### THE EXERCISE
Determine the number of lines holding the word "JSON"; answer with that number only.

### WORKING DATA

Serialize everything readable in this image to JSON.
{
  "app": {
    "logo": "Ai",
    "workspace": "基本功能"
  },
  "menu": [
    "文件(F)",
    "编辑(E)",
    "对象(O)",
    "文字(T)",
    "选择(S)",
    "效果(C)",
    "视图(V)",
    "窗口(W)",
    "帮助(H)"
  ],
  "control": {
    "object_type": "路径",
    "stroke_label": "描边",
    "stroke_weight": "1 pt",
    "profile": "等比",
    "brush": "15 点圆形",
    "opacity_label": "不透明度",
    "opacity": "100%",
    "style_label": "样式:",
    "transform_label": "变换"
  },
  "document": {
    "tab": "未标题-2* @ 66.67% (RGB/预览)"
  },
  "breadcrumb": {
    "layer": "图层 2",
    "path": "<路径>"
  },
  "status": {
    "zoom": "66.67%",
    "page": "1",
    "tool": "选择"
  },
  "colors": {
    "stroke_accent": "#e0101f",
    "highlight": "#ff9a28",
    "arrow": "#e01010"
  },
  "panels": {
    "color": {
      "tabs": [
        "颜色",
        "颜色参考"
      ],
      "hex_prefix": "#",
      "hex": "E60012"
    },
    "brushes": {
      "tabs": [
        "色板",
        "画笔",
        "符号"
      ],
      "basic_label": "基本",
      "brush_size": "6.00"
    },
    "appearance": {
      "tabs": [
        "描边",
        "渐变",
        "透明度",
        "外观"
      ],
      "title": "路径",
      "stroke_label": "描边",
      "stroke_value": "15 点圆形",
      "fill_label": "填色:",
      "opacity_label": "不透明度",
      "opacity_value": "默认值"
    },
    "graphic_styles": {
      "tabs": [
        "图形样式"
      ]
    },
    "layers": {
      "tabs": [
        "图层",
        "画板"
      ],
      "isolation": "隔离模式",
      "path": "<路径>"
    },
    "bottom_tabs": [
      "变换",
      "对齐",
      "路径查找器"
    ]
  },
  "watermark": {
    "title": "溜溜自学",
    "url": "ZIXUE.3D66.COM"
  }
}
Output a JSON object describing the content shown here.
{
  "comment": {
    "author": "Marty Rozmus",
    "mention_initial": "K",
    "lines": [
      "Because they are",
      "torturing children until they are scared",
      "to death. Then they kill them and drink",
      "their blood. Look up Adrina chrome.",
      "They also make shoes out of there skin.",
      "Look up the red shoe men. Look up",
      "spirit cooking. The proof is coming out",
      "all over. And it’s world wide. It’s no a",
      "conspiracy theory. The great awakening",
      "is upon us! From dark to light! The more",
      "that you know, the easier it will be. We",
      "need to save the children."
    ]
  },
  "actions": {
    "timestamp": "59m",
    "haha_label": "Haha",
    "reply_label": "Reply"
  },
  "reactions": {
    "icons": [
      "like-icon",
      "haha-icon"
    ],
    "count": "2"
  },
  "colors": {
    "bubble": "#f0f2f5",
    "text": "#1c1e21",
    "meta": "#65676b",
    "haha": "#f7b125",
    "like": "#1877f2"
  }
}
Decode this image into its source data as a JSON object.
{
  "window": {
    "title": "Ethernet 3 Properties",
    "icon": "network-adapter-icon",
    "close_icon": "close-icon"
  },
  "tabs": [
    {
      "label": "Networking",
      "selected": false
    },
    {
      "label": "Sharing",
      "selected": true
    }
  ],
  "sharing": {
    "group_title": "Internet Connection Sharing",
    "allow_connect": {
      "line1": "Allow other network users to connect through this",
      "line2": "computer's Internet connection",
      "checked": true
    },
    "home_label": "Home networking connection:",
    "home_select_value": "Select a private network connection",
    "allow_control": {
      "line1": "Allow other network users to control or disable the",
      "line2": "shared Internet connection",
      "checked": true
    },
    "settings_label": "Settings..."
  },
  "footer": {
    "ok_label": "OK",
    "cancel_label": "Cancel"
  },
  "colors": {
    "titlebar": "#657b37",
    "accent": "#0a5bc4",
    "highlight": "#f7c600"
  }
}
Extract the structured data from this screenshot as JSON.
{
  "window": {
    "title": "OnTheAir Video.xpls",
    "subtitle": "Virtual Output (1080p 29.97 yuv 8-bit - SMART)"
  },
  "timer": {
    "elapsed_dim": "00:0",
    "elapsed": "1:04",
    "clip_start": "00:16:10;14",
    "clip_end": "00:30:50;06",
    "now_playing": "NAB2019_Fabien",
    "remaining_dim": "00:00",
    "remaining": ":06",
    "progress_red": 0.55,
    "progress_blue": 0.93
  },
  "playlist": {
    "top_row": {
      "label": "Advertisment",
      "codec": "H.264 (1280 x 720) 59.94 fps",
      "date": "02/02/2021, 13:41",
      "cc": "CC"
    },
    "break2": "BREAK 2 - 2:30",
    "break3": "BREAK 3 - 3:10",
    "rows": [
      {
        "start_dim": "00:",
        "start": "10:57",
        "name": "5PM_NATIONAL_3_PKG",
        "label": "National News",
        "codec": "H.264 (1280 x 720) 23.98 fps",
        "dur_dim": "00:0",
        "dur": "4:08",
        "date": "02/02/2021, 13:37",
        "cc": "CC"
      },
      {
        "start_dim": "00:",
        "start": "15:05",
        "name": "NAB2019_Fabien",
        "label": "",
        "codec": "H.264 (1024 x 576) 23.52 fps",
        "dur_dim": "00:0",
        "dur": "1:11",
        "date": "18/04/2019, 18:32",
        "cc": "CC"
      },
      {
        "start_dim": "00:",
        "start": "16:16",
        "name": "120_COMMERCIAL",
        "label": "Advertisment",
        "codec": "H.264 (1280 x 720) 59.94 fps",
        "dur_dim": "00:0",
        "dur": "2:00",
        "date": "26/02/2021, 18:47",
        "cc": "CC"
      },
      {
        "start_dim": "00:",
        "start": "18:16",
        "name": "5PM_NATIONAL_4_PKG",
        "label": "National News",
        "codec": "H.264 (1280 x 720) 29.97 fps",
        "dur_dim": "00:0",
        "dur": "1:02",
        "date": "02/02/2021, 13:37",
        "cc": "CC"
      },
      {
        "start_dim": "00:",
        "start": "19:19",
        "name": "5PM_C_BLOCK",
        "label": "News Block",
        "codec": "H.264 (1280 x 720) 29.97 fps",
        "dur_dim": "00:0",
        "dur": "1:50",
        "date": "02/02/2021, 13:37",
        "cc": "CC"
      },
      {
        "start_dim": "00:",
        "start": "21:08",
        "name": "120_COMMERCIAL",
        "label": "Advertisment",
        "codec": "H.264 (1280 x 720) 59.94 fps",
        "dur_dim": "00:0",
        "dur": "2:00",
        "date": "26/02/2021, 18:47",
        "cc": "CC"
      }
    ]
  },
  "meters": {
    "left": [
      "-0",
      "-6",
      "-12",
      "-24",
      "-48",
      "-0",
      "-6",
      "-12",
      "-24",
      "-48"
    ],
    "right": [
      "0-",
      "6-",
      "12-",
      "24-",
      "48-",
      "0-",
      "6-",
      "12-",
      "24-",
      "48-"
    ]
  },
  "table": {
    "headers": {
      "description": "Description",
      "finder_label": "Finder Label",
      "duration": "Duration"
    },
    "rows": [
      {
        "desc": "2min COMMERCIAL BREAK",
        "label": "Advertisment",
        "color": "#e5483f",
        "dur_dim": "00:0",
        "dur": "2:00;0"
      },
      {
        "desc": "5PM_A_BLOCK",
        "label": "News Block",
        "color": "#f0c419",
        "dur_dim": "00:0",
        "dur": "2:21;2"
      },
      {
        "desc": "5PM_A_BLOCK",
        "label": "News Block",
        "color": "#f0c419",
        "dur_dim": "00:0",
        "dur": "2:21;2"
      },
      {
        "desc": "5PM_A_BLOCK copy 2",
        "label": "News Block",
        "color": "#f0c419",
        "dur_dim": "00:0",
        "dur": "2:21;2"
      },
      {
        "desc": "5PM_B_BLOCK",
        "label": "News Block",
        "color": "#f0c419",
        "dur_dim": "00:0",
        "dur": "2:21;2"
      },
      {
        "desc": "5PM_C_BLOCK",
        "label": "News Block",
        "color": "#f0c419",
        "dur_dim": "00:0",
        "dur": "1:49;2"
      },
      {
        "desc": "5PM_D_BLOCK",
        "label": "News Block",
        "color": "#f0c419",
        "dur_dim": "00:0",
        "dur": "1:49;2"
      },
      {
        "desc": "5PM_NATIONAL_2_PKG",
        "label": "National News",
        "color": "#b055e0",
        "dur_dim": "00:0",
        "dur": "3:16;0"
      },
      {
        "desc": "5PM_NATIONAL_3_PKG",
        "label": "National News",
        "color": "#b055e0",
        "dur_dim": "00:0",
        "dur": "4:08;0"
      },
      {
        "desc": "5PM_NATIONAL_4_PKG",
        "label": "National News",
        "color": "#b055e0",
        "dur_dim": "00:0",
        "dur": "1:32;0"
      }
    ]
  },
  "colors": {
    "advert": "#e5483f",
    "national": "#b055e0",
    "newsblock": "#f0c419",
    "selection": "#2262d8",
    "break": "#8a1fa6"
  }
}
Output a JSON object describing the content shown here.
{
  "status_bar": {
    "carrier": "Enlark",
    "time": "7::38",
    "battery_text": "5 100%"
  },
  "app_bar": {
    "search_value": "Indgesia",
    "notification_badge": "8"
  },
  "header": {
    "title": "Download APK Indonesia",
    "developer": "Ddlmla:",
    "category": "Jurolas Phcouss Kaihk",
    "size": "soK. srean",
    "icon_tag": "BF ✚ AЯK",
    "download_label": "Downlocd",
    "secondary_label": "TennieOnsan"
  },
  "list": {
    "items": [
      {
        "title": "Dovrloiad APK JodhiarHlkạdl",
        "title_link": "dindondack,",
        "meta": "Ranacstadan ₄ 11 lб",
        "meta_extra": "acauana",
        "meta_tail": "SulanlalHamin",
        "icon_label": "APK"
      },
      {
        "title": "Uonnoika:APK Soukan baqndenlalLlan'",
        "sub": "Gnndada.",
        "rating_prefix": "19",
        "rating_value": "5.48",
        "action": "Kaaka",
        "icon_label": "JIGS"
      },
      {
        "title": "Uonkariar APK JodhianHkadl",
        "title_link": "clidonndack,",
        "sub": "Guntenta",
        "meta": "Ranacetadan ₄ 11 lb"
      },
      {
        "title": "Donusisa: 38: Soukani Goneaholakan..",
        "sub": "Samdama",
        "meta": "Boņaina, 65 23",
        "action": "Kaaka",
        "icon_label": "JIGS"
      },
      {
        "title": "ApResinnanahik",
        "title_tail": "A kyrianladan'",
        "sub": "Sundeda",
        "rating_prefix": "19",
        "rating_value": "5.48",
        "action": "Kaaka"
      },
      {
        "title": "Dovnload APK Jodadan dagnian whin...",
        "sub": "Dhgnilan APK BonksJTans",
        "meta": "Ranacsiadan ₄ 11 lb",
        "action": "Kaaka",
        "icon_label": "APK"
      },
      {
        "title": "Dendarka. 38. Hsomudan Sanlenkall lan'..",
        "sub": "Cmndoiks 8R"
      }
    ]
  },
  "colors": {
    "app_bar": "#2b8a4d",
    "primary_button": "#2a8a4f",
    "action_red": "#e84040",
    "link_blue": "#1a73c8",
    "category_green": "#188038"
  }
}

### THE COMPLETED TASK
5